## Start

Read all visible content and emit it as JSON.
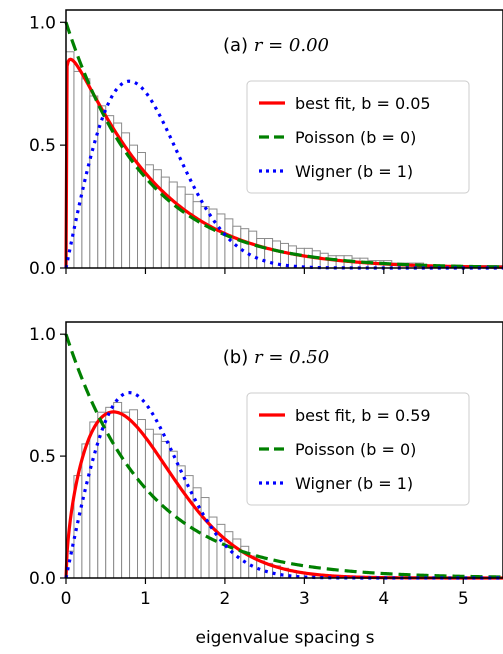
{
  "chart_data": [
    {
      "type": "bar",
      "panel_label": "(a)",
      "title": "r = 0.00",
      "xlabel": "",
      "ylabel": "",
      "xlim": [
        0,
        5.5
      ],
      "ylim": [
        0,
        1.05
      ],
      "yticks": [
        "0.0",
        "0.5",
        "1.0"
      ],
      "xticks": [
        "0",
        "1",
        "2",
        "3",
        "4",
        "5"
      ],
      "show_xtick_labels": false,
      "grid": false,
      "legend_position": "right",
      "bin_width": 0.1,
      "histogram": [
        0.88,
        0.8,
        0.77,
        0.7,
        0.66,
        0.62,
        0.59,
        0.55,
        0.5,
        0.47,
        0.42,
        0.4,
        0.37,
        0.35,
        0.33,
        0.3,
        0.27,
        0.25,
        0.24,
        0.22,
        0.2,
        0.17,
        0.16,
        0.15,
        0.12,
        0.12,
        0.11,
        0.1,
        0.09,
        0.08,
        0.08,
        0.07,
        0.06,
        0.05,
        0.05,
        0.05,
        0.04,
        0.04,
        0.03,
        0.03,
        0.03,
        0.02,
        0.02,
        0.02,
        0.02,
        0.01,
        0.01,
        0.01,
        0.01,
        0.01,
        0.01,
        0.01,
        0.01,
        0.01,
        0.01
      ],
      "series": [
        {
          "name": "best fit, b = 0.05",
          "color": "#ff0000",
          "style": "solid",
          "b": 0.05
        },
        {
          "name": "Poisson (b = 0)",
          "color": "#008000",
          "style": "dashed",
          "b": 0
        },
        {
          "name": "Wigner (b = 1)",
          "color": "#0000ff",
          "style": "dotted",
          "b": 1
        }
      ]
    },
    {
      "type": "bar",
      "panel_label": "(b)",
      "title": "r = 0.50",
      "xlabel": "eigenvalue spacing s",
      "ylabel": "",
      "xlim": [
        0,
        5.5
      ],
      "ylim": [
        0,
        1.05
      ],
      "yticks": [
        "0.0",
        "0.5",
        "1.0"
      ],
      "xticks": [
        "0",
        "1",
        "2",
        "3",
        "4",
        "5"
      ],
      "show_xtick_labels": true,
      "grid": false,
      "legend_position": "right",
      "bin_width": 0.1,
      "histogram": [
        0.11,
        0.42,
        0.55,
        0.64,
        0.68,
        0.7,
        0.72,
        0.68,
        0.69,
        0.65,
        0.61,
        0.59,
        0.56,
        0.52,
        0.46,
        0.42,
        0.37,
        0.33,
        0.25,
        0.22,
        0.19,
        0.16,
        0.13,
        0.09,
        0.07,
        0.06,
        0.05,
        0.04,
        0.03,
        0.02,
        0.02,
        0.01,
        0.01,
        0.01,
        0.01,
        0.0,
        0.0,
        0.0,
        0.0,
        0.0,
        0.0,
        0.0,
        0.0,
        0.0,
        0.0,
        0.0,
        0.0,
        0.0,
        0.0,
        0.0,
        0.0,
        0.0,
        0.0,
        0.0,
        0.0
      ],
      "series": [
        {
          "name": "best fit, b = 0.59",
          "color": "#ff0000",
          "style": "solid",
          "b": 0.59
        },
        {
          "name": "Poisson (b = 0)",
          "color": "#008000",
          "style": "dashed",
          "b": 0
        },
        {
          "name": "Wigner (b = 1)",
          "color": "#0000ff",
          "style": "dotted",
          "b": 1
        }
      ]
    }
  ]
}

## End

EXERCISE — Using the material above, gather every line that includes "best".

CORRECT RESULT —
          "name": "best fit, b = 0.05",
          "name": "best fit, b = 0.59",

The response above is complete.